[To be done]: Return each line containing "JSON".

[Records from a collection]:
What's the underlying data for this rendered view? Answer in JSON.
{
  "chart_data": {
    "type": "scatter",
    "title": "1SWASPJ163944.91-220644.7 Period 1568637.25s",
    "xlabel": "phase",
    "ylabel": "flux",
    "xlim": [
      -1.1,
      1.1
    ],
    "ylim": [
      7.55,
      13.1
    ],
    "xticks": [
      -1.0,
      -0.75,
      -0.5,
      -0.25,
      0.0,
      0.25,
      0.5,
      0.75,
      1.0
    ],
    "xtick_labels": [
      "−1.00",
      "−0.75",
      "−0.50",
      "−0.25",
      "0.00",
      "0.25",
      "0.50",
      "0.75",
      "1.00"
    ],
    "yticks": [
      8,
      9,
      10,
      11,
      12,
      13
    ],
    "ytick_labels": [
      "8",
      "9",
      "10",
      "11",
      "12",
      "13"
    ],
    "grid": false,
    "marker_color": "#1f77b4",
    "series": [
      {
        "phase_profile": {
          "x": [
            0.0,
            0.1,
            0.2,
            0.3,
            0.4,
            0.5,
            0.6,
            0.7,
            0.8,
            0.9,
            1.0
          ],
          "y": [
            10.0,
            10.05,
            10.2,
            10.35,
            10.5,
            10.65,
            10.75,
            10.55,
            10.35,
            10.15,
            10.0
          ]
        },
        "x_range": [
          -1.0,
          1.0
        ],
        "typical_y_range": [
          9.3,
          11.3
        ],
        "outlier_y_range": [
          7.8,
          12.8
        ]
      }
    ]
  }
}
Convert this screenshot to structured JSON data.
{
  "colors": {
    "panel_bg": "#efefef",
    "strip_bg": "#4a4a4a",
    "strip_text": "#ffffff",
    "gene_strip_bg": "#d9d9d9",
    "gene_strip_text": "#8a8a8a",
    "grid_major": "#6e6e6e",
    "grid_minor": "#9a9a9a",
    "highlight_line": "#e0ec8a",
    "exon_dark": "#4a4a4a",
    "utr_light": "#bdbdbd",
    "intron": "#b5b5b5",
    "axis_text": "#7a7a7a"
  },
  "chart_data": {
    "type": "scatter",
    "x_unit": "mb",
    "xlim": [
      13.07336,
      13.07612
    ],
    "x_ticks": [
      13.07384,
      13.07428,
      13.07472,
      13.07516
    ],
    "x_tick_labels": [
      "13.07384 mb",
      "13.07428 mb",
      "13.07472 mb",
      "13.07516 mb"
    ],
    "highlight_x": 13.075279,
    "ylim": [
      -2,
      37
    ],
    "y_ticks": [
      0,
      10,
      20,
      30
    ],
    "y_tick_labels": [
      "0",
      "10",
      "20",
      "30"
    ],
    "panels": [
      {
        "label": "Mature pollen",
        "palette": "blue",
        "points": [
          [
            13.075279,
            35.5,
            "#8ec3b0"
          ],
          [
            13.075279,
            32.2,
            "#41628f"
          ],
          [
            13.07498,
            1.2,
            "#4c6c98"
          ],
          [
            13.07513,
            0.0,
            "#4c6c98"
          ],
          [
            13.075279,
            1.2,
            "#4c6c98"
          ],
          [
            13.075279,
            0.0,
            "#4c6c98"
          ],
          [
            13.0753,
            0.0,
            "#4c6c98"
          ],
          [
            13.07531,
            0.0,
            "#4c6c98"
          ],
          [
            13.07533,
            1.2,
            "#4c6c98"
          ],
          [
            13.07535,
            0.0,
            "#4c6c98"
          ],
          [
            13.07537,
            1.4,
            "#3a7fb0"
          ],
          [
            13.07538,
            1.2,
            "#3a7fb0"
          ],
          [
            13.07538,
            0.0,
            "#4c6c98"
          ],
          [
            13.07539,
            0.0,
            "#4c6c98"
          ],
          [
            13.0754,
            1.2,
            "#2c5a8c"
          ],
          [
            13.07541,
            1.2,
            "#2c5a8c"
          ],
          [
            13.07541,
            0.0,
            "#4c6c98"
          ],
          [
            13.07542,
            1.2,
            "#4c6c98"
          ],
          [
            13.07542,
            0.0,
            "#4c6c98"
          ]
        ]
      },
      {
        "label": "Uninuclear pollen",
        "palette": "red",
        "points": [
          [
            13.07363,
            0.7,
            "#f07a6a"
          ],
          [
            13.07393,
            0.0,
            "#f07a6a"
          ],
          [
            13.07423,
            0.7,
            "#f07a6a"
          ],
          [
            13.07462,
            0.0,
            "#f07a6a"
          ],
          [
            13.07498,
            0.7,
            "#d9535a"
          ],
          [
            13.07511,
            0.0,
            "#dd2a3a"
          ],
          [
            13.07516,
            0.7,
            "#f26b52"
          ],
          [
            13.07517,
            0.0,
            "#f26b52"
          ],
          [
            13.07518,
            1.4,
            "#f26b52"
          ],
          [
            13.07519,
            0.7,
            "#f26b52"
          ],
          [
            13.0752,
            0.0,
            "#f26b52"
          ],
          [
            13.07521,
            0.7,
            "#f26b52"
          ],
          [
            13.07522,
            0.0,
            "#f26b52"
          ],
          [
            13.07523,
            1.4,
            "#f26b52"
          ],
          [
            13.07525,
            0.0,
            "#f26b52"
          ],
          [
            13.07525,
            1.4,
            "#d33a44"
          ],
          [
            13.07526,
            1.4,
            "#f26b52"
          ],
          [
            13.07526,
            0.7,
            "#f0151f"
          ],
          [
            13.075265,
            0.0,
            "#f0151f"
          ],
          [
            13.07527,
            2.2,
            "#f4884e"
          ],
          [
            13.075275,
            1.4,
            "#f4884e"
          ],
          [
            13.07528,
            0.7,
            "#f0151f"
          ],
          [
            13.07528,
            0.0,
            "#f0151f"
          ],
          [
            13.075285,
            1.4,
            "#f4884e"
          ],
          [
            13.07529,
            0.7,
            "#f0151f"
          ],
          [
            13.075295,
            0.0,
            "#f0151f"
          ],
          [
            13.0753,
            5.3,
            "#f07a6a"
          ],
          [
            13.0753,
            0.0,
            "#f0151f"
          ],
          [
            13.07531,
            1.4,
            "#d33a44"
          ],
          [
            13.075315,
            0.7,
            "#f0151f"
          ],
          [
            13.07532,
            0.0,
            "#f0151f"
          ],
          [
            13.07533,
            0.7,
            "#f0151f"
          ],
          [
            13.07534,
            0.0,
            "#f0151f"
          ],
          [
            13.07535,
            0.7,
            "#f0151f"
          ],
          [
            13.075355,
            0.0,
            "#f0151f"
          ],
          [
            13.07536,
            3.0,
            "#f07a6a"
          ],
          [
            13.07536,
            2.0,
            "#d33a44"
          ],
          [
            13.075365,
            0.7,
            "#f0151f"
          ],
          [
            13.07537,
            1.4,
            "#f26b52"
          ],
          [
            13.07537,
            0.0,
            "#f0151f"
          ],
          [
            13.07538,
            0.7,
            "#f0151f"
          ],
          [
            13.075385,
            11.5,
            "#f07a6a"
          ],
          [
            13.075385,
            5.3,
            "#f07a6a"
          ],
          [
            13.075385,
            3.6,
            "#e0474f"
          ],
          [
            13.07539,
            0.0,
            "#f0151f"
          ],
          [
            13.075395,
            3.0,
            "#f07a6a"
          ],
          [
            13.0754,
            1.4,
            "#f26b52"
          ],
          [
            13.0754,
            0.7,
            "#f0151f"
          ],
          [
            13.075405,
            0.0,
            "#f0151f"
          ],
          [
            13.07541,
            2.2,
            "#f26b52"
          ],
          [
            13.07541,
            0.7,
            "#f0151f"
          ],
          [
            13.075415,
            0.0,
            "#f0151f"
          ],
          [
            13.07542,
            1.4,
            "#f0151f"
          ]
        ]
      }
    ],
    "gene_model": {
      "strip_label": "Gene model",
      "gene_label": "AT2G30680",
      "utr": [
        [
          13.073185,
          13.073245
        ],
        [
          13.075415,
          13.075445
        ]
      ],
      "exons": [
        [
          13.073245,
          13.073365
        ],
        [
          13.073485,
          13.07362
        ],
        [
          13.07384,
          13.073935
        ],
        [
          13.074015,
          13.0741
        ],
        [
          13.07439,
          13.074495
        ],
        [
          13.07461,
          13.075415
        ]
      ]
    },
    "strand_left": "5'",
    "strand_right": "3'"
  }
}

[Task result]:
What's the underlying data for this rendered view? Answer in JSON.
Convert this screenshot to structured JSON data.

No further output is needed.